— start of Document excerpt —
Single by Freddie Mercury

from the album Mr. Bad Guy
- B-side: "Let's Turn It On"
- Released: 18 November 1985
- Length: 3:44
- Label: CBS
- Songwriter(s): Freddie Mercury
- Producer(s): Reinhold Mack; Freddie Mercury;

Freddie Mercury singles chronology
| "Living on My Own" (1985) | "Love Me Like There's No Tomorrow" (1985) | "Time" (1986) |

Music video
- "Love Me Like There's No Tomorrow" on YouTube

= Love Me Like There's No Tomorrow =

"Love Me Like There's No Tomorrow" is a song by Freddie Mercury, released in 1985 as the fourth and final single from his debut solo album Mr. Bad Guy. It was written by Mercury, and produced by Reinhold Mack and Mercury. "Love Me Like There's No Tomorrow" reached No. 76 on the UK Singles Chart and remained in the Top 100 for two weeks. According to Peter Freestone, in his book Freddie Mercury: An Intimate Memoir by the Man Who Knew Him Best, "Love Me Like There's No Tomorrow" was inspired by Mercury's relationship with the Austrian actress Barbara Valentin.

On 5 September 2019, an animated music video for the song was released on YouTube to promote the Never Boring compilation album.
— end of Document excerpt —
— start of Data rows —
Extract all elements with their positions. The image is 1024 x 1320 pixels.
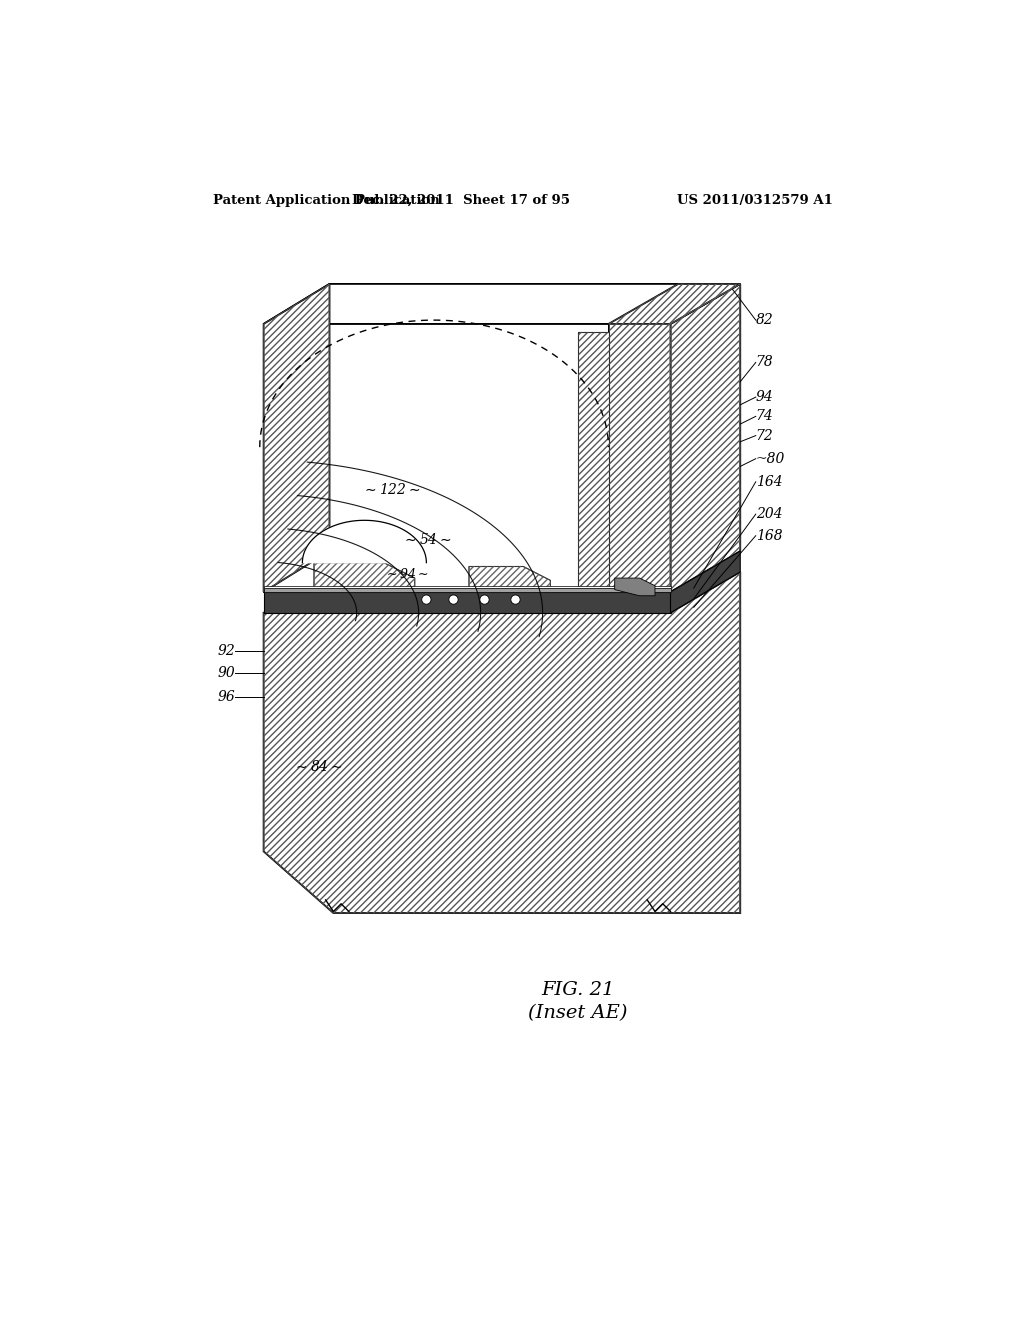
Text: FIG. 21: FIG. 21 bbox=[541, 981, 614, 999]
Polygon shape bbox=[263, 284, 330, 591]
Text: Patent Application Publication: Patent Application Publication bbox=[213, 194, 440, 207]
Text: 96: 96 bbox=[217, 690, 234, 705]
Text: $\sim$94$\sim$: $\sim$94$\sim$ bbox=[384, 568, 429, 581]
Text: $\sim$84$\sim$: $\sim$84$\sim$ bbox=[293, 759, 343, 775]
Polygon shape bbox=[608, 284, 740, 323]
Text: ~80: ~80 bbox=[756, 451, 785, 466]
Polygon shape bbox=[614, 578, 655, 595]
Polygon shape bbox=[263, 572, 740, 913]
Circle shape bbox=[511, 595, 520, 605]
Polygon shape bbox=[578, 331, 608, 591]
Text: 168: 168 bbox=[756, 529, 782, 543]
Polygon shape bbox=[263, 586, 671, 589]
Text: $\sim$122$\sim$: $\sim$122$\sim$ bbox=[362, 482, 421, 498]
Text: 164: 164 bbox=[756, 475, 782, 488]
Polygon shape bbox=[263, 591, 671, 612]
Circle shape bbox=[422, 595, 431, 605]
Polygon shape bbox=[469, 566, 550, 591]
Polygon shape bbox=[671, 284, 740, 591]
Text: 78: 78 bbox=[756, 355, 773, 370]
Circle shape bbox=[480, 595, 489, 605]
Text: $\sim$54$\sim$: $\sim$54$\sim$ bbox=[401, 532, 452, 546]
Polygon shape bbox=[263, 323, 608, 591]
Text: (Inset AE): (Inset AE) bbox=[527, 1005, 628, 1022]
Text: 72: 72 bbox=[756, 429, 773, 442]
Text: Dec. 22, 2011  Sheet 17 of 95: Dec. 22, 2011 Sheet 17 of 95 bbox=[352, 194, 570, 207]
Text: 90: 90 bbox=[217, 665, 234, 680]
Polygon shape bbox=[263, 284, 740, 323]
Polygon shape bbox=[314, 562, 415, 591]
Text: 74: 74 bbox=[756, 409, 773, 424]
Polygon shape bbox=[608, 323, 671, 591]
Text: 82: 82 bbox=[756, 313, 773, 327]
Polygon shape bbox=[302, 520, 426, 562]
Text: 92: 92 bbox=[217, 644, 234, 659]
Text: 94: 94 bbox=[756, 391, 773, 404]
Text: 204: 204 bbox=[756, 507, 782, 521]
Polygon shape bbox=[671, 552, 740, 612]
Circle shape bbox=[449, 595, 458, 605]
Text: US 2011/0312579 A1: US 2011/0312579 A1 bbox=[677, 194, 834, 207]
Polygon shape bbox=[263, 589, 671, 591]
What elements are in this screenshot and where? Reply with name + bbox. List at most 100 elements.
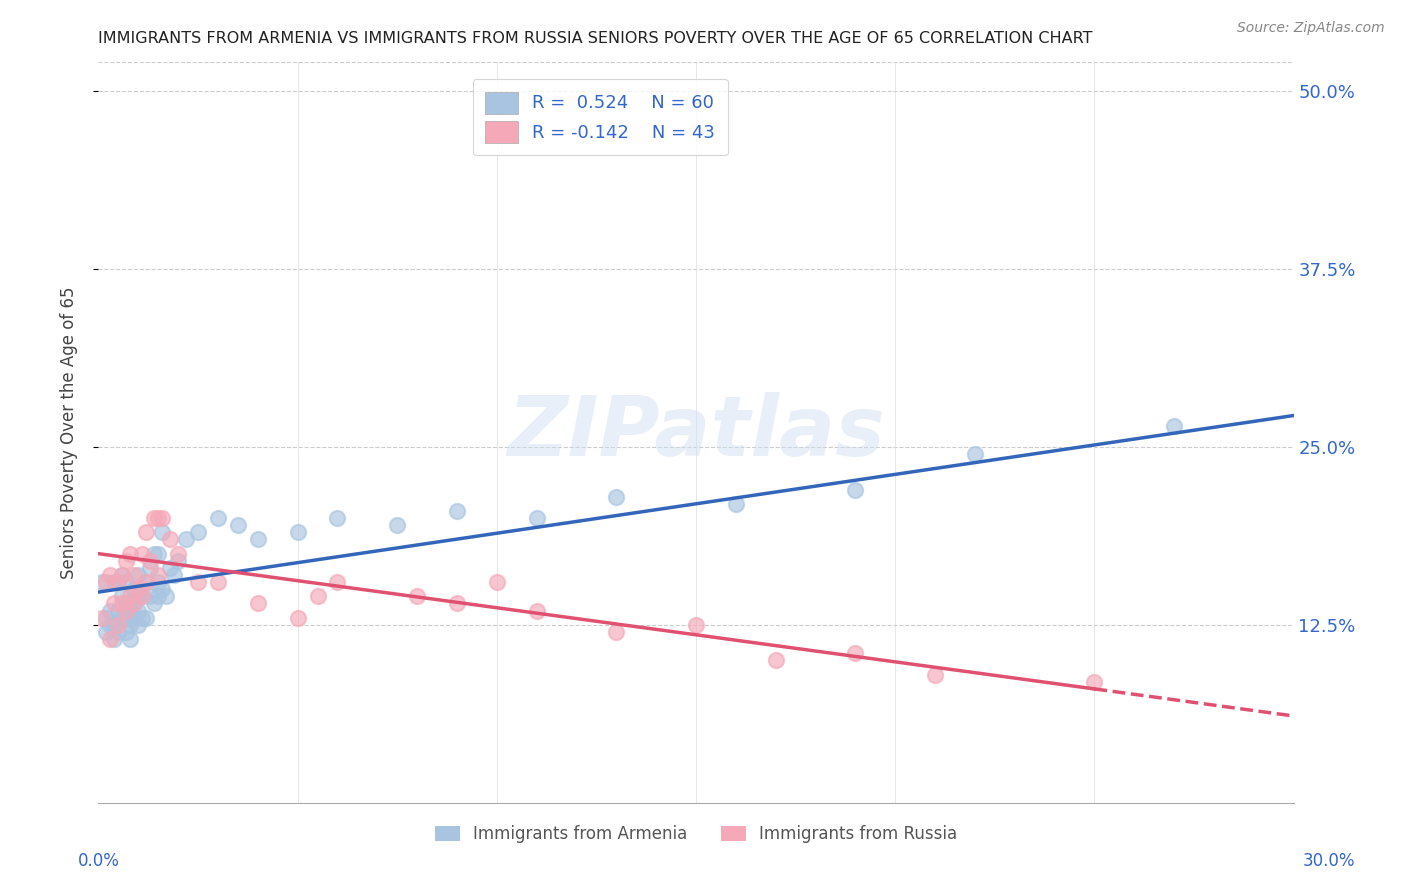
Point: [526, 604, 548, 618]
Point: [446, 597, 468, 611]
Point: [135, 525, 157, 540]
Point: [115, 624, 138, 639]
Point: [111, 568, 134, 582]
Point: [163, 568, 186, 582]
Point: [115, 604, 138, 618]
Point: [96, 575, 118, 590]
Point: [103, 617, 125, 632]
Point: [485, 575, 508, 590]
Text: IMMIGRANTS FROM ARMENIA VS IMMIGRANTS FROM RUSSIA SENIORS POVERTY OVER THE AGE O: IMMIGRANTS FROM ARMENIA VS IMMIGRANTS FR…: [98, 31, 1092, 46]
Point: [307, 590, 329, 604]
Point: [187, 525, 209, 540]
Point: [124, 597, 146, 611]
Point: [98, 617, 122, 632]
Point: [159, 533, 181, 547]
Point: [187, 575, 209, 590]
Point: [446, 504, 468, 518]
Point: [287, 610, 309, 624]
Point: [111, 610, 134, 624]
Legend: Immigrants from Armenia, Immigrants from Russia: Immigrants from Armenia, Immigrants from…: [427, 819, 965, 850]
Point: [287, 525, 309, 540]
Text: 0.0%: 0.0%: [77, 852, 120, 870]
Point: [120, 547, 142, 561]
Point: [207, 511, 229, 525]
Point: [115, 597, 138, 611]
Point: [131, 590, 153, 604]
Point: [127, 617, 149, 632]
Point: [107, 604, 129, 618]
Point: [135, 575, 157, 590]
Text: ZIPatlas: ZIPatlas: [508, 392, 884, 473]
Point: [96, 610, 118, 624]
Point: [124, 597, 146, 611]
Point: [139, 561, 162, 575]
Point: [127, 604, 149, 618]
Point: [155, 590, 177, 604]
Point: [159, 561, 181, 575]
Point: [103, 632, 125, 646]
Point: [226, 518, 249, 533]
Text: 30.0%: 30.0%: [1302, 852, 1355, 870]
Point: [148, 547, 170, 561]
Point: [406, 590, 429, 604]
Point: [115, 575, 138, 590]
Point: [124, 610, 146, 624]
Point: [167, 554, 190, 568]
Point: [107, 624, 129, 639]
Point: [131, 590, 153, 604]
Point: [91, 610, 114, 624]
Point: [724, 497, 747, 511]
Point: [98, 568, 122, 582]
Point: [150, 582, 173, 597]
Point: [143, 511, 166, 525]
Point: [148, 568, 170, 582]
Y-axis label: Seniors Poverty Over the Age of 65: Seniors Poverty Over the Age of 65: [59, 286, 77, 579]
Point: [120, 617, 142, 632]
Point: [111, 568, 134, 582]
Point: [605, 490, 627, 504]
Point: [107, 575, 129, 590]
Point: [526, 511, 548, 525]
Point: [150, 525, 173, 540]
Point: [844, 483, 866, 497]
Point: [143, 547, 166, 561]
Point: [148, 511, 170, 525]
Point: [143, 597, 166, 611]
Point: [246, 597, 269, 611]
Point: [107, 617, 129, 632]
Point: [131, 610, 153, 624]
Point: [148, 590, 170, 604]
Point: [120, 590, 142, 604]
Point: [120, 632, 142, 646]
Point: [385, 518, 409, 533]
Point: [135, 575, 157, 590]
Point: [605, 624, 627, 639]
Point: [150, 511, 173, 525]
Point: [148, 575, 170, 590]
Point: [174, 533, 197, 547]
Point: [127, 582, 149, 597]
Point: [115, 610, 138, 624]
Text: Source: ZipAtlas.com: Source: ZipAtlas.com: [1237, 21, 1385, 35]
Point: [124, 568, 146, 582]
Point: [111, 590, 134, 604]
Point: [103, 575, 125, 590]
Point: [167, 547, 190, 561]
Point: [131, 547, 153, 561]
Point: [107, 575, 129, 590]
Point: [1163, 418, 1185, 433]
Point: [124, 582, 146, 597]
Point: [765, 653, 787, 667]
Point: [326, 511, 349, 525]
Point: [326, 575, 349, 590]
Point: [127, 590, 149, 604]
Point: [111, 597, 134, 611]
Point: [96, 624, 118, 639]
Point: [139, 554, 162, 568]
Point: [924, 667, 946, 681]
Point: [120, 604, 142, 618]
Point: [139, 590, 162, 604]
Point: [98, 604, 122, 618]
Point: [115, 554, 138, 568]
Point: [127, 568, 149, 582]
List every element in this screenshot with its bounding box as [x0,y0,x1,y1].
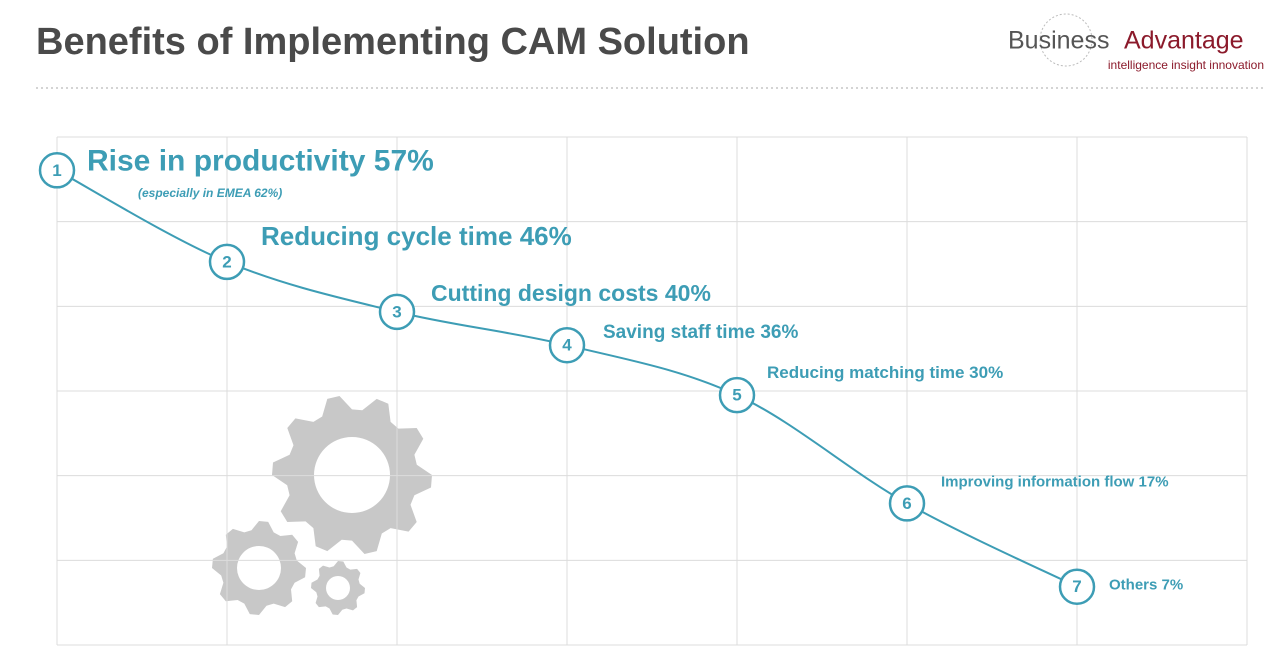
value-label: 36% [760,322,798,343]
value-label: 46% [520,221,572,251]
gear [311,561,365,615]
point-label: Reducing cycle time 46% [261,221,572,251]
point [888,485,926,522]
point [378,293,416,331]
point [208,243,246,281]
annotation: (especially in EMEA 62%) [138,186,282,200]
point-label: Rise in productivity 57% [87,144,434,177]
point-number: 3 [392,302,401,321]
logo-name: Advantage [1124,27,1244,55]
point-number: 2 [222,252,231,271]
category-label: Reducing matching time [767,364,964,383]
category-label: Others [1109,577,1157,594]
value-label: 7% [1162,577,1184,594]
point-label: Cutting design costs 40% [431,280,711,306]
point-label: Others 7% [1109,577,1183,594]
point-label: Improving information flow 17% [941,473,1169,490]
value-label: 57% [374,144,434,177]
value-label: 17% [1139,473,1169,490]
logo-globe [1039,13,1093,67]
category-label: Saving staff time [603,322,755,343]
value-label: 40% [665,280,711,306]
category-label: Rise in productivity [87,144,366,177]
category-label: Reducing cycle time [261,221,512,251]
point-label: Reducing matching time 30% [767,364,1003,383]
gears [212,396,432,615]
point [548,326,586,364]
point-label: Saving staff time 36% [603,322,799,343]
logo: Business Advantage intelligence insight … [1008,13,1264,72]
point [1058,568,1096,605]
point-number: 5 [732,386,741,405]
gear [212,521,306,615]
point-number: 7 [1072,577,1081,596]
value-label: 30% [969,364,1003,383]
category-label: Cutting design costs [431,280,658,306]
point [38,152,76,189]
logo-tagline: intelligence insight innovation [1108,58,1264,72]
slide-title: Benefits of Implementing CAM Solution [36,21,750,63]
point [718,376,756,414]
logo-name: Business [1008,27,1109,55]
point-number: 6 [902,494,911,513]
point-number: 4 [562,336,572,355]
point-number: 1 [52,161,61,180]
category-label: Improving information flow [941,473,1135,490]
gear [272,396,432,554]
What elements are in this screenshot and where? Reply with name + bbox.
— end of Data rows —
## Short task
Rewrite the Freddie Mercury single passage from "Freddie Mercury singles" to "actress Barbara Valentin.", changing "debut" to "first".

## Answer to this task
Freddie Mercury singles chronology
| "Living on My Own" (1985) | "Love Me Like There's No Tomorrow" (1985) | "Time" (1986) |

Music video
- "Love Me Like There's No Tomorrow" on YouTube

= Love Me Like There's No Tomorrow =

"Love Me Like There's No Tomorrow" is a song by Freddie Mercury, released in 1985 as the fourth and final single from his first solo album Mr. Bad Guy. It was written by Mercury, and produced by Reinhold Mack and Mercury. "Love Me Like There's No Tomorrow" reached No. 76 on the UK Singles Chart and remained in the Top 100 for two weeks. According to Peter Freestone, in his book Freddie Mercury: An Intimate Memoir by the Man Who Knew Him Best, "Love Me Like There's No Tomorrow" was inspired by Mercury's relationship with the Austrian actress Barbara Valentin.